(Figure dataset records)
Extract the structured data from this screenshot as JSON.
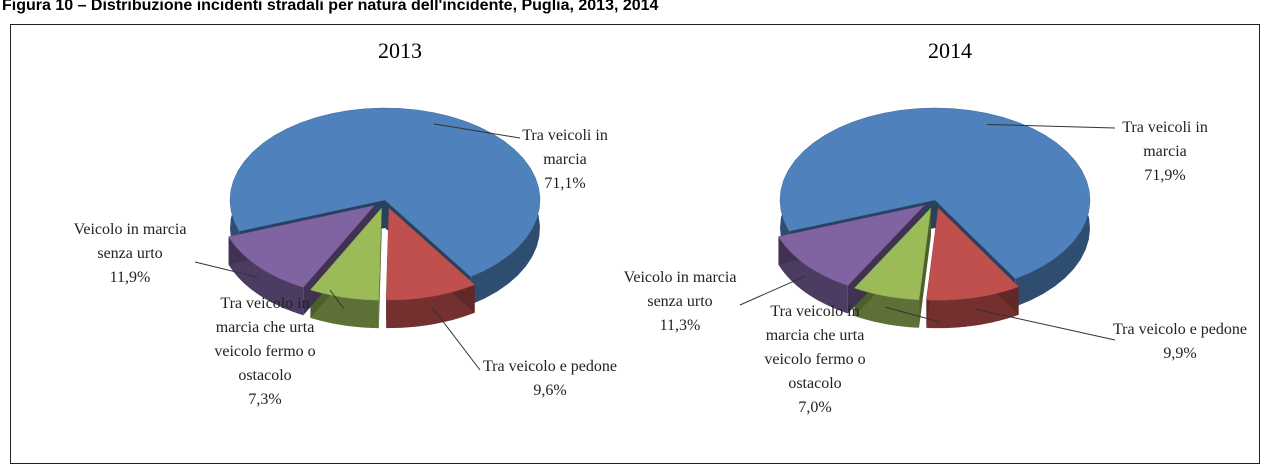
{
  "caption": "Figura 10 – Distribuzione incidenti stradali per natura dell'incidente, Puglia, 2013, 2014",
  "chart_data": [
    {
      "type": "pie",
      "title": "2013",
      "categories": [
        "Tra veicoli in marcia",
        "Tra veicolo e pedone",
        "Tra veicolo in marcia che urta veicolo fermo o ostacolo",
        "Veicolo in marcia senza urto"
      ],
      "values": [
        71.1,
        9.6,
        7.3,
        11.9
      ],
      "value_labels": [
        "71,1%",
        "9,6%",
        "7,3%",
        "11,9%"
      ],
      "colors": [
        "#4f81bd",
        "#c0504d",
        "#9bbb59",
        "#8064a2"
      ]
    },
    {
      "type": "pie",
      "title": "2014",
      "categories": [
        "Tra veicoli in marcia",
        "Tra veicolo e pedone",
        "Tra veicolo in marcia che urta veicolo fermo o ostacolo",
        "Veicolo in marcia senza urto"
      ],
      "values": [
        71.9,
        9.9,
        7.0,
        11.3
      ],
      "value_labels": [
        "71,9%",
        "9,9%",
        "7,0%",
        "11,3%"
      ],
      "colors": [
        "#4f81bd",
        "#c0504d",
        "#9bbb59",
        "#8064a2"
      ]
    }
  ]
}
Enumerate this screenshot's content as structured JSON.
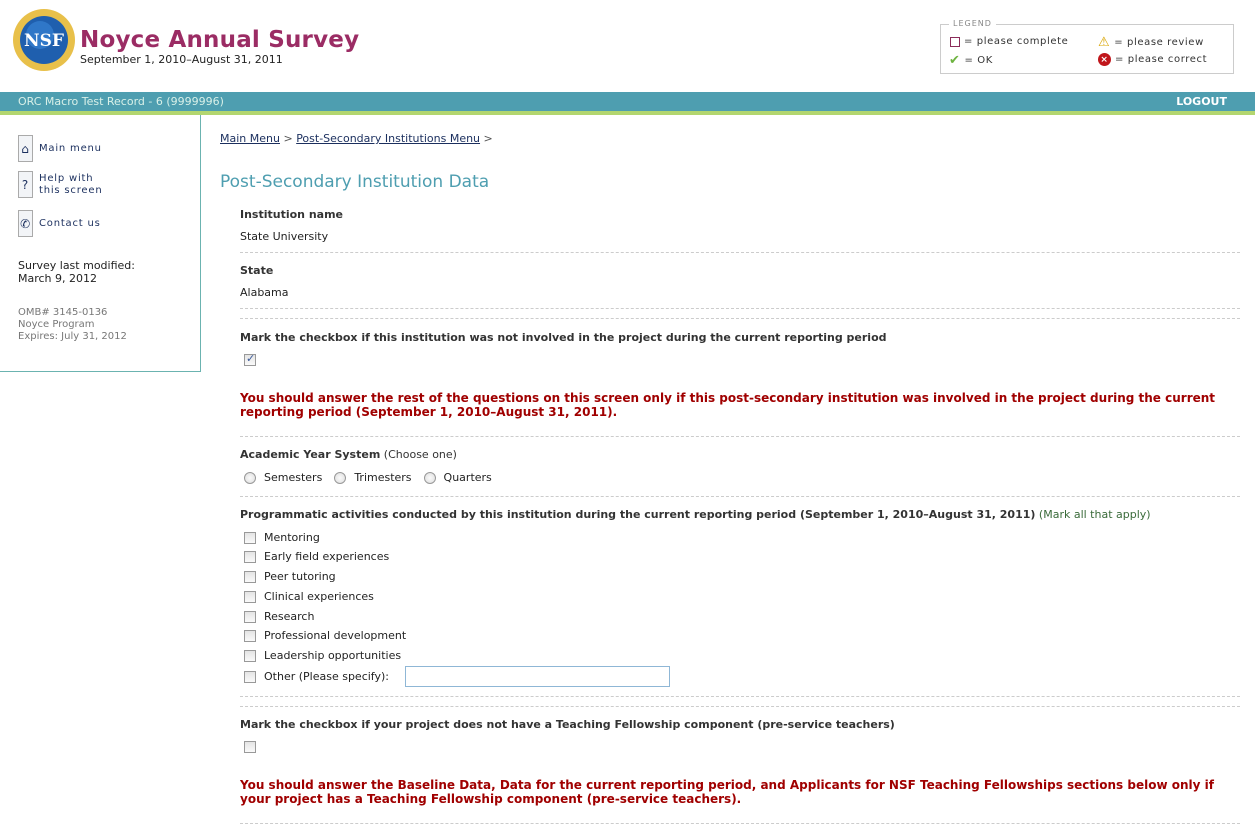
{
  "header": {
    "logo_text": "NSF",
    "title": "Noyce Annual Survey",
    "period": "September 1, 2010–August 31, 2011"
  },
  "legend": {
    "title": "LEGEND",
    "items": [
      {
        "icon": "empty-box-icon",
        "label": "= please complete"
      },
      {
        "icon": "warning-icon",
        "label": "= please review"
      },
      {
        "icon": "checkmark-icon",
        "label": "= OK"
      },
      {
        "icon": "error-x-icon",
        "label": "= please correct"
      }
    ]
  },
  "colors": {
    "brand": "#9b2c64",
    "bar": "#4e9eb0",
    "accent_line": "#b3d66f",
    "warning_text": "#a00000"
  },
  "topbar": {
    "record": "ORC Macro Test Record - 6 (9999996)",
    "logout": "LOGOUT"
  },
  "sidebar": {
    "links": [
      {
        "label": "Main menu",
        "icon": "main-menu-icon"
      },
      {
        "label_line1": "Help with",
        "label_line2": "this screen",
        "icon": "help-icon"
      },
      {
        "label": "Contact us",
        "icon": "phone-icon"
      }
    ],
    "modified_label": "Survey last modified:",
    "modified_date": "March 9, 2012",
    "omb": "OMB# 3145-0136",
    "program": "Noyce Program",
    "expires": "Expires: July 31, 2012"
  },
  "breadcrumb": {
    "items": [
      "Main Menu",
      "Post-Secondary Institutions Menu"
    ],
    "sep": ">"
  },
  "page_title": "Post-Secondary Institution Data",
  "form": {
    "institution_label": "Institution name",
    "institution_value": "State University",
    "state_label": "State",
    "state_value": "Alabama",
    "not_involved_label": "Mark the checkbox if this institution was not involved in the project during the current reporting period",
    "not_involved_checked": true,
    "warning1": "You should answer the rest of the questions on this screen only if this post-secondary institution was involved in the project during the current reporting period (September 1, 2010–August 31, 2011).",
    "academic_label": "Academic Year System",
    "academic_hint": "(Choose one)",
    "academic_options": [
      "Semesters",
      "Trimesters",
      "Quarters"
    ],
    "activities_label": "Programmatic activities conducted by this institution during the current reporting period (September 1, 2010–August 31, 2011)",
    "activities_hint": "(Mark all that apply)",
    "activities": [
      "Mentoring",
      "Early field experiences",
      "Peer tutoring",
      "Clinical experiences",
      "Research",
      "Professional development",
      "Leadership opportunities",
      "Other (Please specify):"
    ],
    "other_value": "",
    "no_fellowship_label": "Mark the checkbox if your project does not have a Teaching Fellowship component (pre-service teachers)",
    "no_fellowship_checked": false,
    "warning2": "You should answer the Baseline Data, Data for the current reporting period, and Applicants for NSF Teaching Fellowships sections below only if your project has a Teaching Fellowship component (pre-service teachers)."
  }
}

= Given exercise =
Write the entries above out again exactly, but not the pictures.

= Reply to the task =
Extract the structured data from this screenshot as JSON.
{
  "caption": "Figura 10 – Distribuzione incidenti stradali per natura dell'incidente, Puglia, 2013, 2014",
  "chart_data": [
    {
      "type": "pie",
      "title": "2013",
      "categories": [
        "Tra veicoli in marcia",
        "Tra veicolo e pedone",
        "Tra veicolo in marcia che urta veicolo fermo o ostacolo",
        "Veicolo in marcia senza urto"
      ],
      "values": [
        71.1,
        9.6,
        7.3,
        11.9
      ],
      "value_labels": [
        "71,1%",
        "9,6%",
        "7,3%",
        "11,9%"
      ],
      "colors": [
        "#4f81bd",
        "#c0504d",
        "#9bbb59",
        "#8064a2"
      ]
    },
    {
      "type": "pie",
      "title": "2014",
      "categories": [
        "Tra veicoli in marcia",
        "Tra veicolo e pedone",
        "Tra veicolo in marcia che urta veicolo fermo o ostacolo",
        "Veicolo in marcia senza urto"
      ],
      "values": [
        71.9,
        9.9,
        7.0,
        11.3
      ],
      "value_labels": [
        "71,9%",
        "9,9%",
        "7,0%",
        "11,3%"
      ],
      "colors": [
        "#4f81bd",
        "#c0504d",
        "#9bbb59",
        "#8064a2"
      ]
    }
  ]
}
Enumerate this screenshot's content as structured JSON.
{
  "header": {
    "logo_text": "NSF",
    "title": "Noyce Annual Survey",
    "period": "September 1, 2010–August 31, 2011"
  },
  "legend": {
    "title": "LEGEND",
    "items": [
      {
        "icon": "empty-box-icon",
        "label": "= please complete"
      },
      {
        "icon": "warning-icon",
        "label": "= please review"
      },
      {
        "icon": "checkmark-icon",
        "label": "= OK"
      },
      {
        "icon": "error-x-icon",
        "label": "= please correct"
      }
    ]
  },
  "colors": {
    "brand": "#9b2c64",
    "bar": "#4e9eb0",
    "accent_line": "#b3d66f",
    "warning_text": "#a00000"
  },
  "topbar": {
    "record": "ORC Macro Test Record - 6 (9999996)",
    "logout": "LOGOUT"
  },
  "sidebar": {
    "links": [
      {
        "label": "Main menu",
        "icon": "main-menu-icon"
      },
      {
        "label_line1": "Help with",
        "label_line2": "this screen",
        "icon": "help-icon"
      },
      {
        "label": "Contact us",
        "icon": "phone-icon"
      }
    ],
    "modified_label": "Survey last modified:",
    "modified_date": "March 9, 2012",
    "omb": "OMB# 3145-0136",
    "program": "Noyce Program",
    "expires": "Expires: July 31, 2012"
  },
  "breadcrumb": {
    "items": [
      "Main Menu",
      "Post-Secondary Institutions Menu"
    ],
    "sep": ">"
  },
  "page_title": "Post-Secondary Institution Data",
  "form": {
    "institution_label": "Institution name",
    "institution_value": "State University",
    "state_label": "State",
    "state_value": "Alabama",
    "not_involved_label": "Mark the checkbox if this institution was not involved in the project during the current reporting period",
    "not_involved_checked": true,
    "warning1": "You should answer the rest of the questions on this screen only if this post-secondary institution was involved in the project during the current reporting period (September 1, 2010–August 31, 2011).",
    "academic_label": "Academic Year System",
    "academic_hint": "(Choose one)",
    "academic_options": [
      "Semesters",
      "Trimesters",
      "Quarters"
    ],
    "activities_label": "Programmatic activities conducted by this institution during the current reporting period (September 1, 2010–August 31, 2011)",
    "activities_hint": "(Mark all that apply)",
    "activities": [
      "Mentoring",
      "Early field experiences",
      "Peer tutoring",
      "Clinical experiences",
      "Research",
      "Professional development",
      "Leadership opportunities",
      "Other (Please specify):"
    ],
    "other_value": "",
    "no_fellowship_label": "Mark the checkbox if your project does not have a Teaching Fellowship component (pre-service teachers)",
    "no_fellowship_checked": false,
    "warning2": "You should answer the Baseline Data, Data for the current reporting period, and Applicants for NSF Teaching Fellowships sections below only if your project has a Teaching Fellowship component (pre-service teachers)."
  }
}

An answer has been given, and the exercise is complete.